__Task prompt__
Each entry that follows must be output without any deviation.

__Listed entries__
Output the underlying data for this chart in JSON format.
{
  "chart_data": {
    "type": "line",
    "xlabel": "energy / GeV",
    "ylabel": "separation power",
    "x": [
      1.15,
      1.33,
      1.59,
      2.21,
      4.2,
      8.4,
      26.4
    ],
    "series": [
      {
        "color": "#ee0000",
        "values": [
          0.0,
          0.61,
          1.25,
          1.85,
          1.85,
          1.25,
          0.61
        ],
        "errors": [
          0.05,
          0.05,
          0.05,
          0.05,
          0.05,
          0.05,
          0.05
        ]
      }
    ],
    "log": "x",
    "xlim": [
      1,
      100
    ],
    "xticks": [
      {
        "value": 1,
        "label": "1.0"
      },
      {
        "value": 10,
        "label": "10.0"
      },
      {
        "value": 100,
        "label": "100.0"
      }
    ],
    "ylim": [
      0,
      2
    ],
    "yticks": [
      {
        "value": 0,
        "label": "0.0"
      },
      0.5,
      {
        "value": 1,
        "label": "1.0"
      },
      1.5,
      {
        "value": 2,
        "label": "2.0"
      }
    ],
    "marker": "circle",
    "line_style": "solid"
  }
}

__Exercise solution__
Output the underlying data for this chart in JSON format.
{
  "chart_data": {
    "type": "line",
    "xlabel": "energy / GeV",
    "ylabel": "separation power",
    "x": [
      1.15,
      1.33,
      1.59,
      2.21,
      4.2,
      8.4,
      26.4
    ],
    "series": [
      {
        "color": "#ee0000",
        "values": [
          0.0,
          0.61,
          1.25,
          1.85,
          1.85,
          1.25,
          0.61
        ],
        "errors": [
          0.05,
          0.05,
          0.05,
          0.05,
          0.05,
          0.05,
          0.05
        ]
      }
    ],
    "log": "x",
    "xlim": [
      1,
      100
    ],
    "xticks": [
      {
        "value": 1,
        "label": "1.0"
      },
      {
        "value": 10,
        "label": "10.0"
      },
      {
        "value": 100,
        "label": "100.0"
      }
    ],
    "ylim": [
      0,
      2
    ],
    "yticks": [
      {
        "value": 0,
        "label": "0.0"
      },
      0.5,
      {
        "value": 1,
        "label": "1.0"
      },
      1.5,
      {
        "value": 2,
        "label": "2.0"
      }
    ],
    "marker": "circle",
    "line_style": "solid"
  }
}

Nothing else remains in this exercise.